**The exercise:** Take the entries below and print all of them exactly, please.

BEGIN Supplied information

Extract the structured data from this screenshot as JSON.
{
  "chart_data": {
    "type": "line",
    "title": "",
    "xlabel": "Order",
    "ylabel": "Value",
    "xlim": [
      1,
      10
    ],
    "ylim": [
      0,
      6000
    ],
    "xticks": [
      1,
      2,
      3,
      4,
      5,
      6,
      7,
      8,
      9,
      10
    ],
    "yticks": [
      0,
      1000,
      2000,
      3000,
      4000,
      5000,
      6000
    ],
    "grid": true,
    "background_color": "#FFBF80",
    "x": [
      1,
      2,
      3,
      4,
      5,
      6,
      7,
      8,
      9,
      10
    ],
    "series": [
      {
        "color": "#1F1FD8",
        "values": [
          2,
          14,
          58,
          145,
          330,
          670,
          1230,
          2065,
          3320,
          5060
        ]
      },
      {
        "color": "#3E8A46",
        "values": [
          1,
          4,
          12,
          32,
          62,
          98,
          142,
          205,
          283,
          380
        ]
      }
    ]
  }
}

END Supplied information

**Complete answer:**
Extract the structured data from this screenshot as JSON.
{
  "chart_data": {
    "type": "line",
    "title": "",
    "xlabel": "Order",
    "ylabel": "Value",
    "xlim": [
      1,
      10
    ],
    "ylim": [
      0,
      6000
    ],
    "xticks": [
      1,
      2,
      3,
      4,
      5,
      6,
      7,
      8,
      9,
      10
    ],
    "yticks": [
      0,
      1000,
      2000,
      3000,
      4000,
      5000,
      6000
    ],
    "grid": true,
    "background_color": "#FFBF80",
    "x": [
      1,
      2,
      3,
      4,
      5,
      6,
      7,
      8,
      9,
      10
    ],
    "series": [
      {
        "color": "#1F1FD8",
        "values": [
          2,
          14,
          58,
          145,
          330,
          670,
          1230,
          2065,
          3320,
          5060
        ]
      },
      {
        "color": "#3E8A46",
        "values": [
          1,
          4,
          12,
          32,
          62,
          98,
          142,
          205,
          283,
          380
        ]
      }
    ]
  }
}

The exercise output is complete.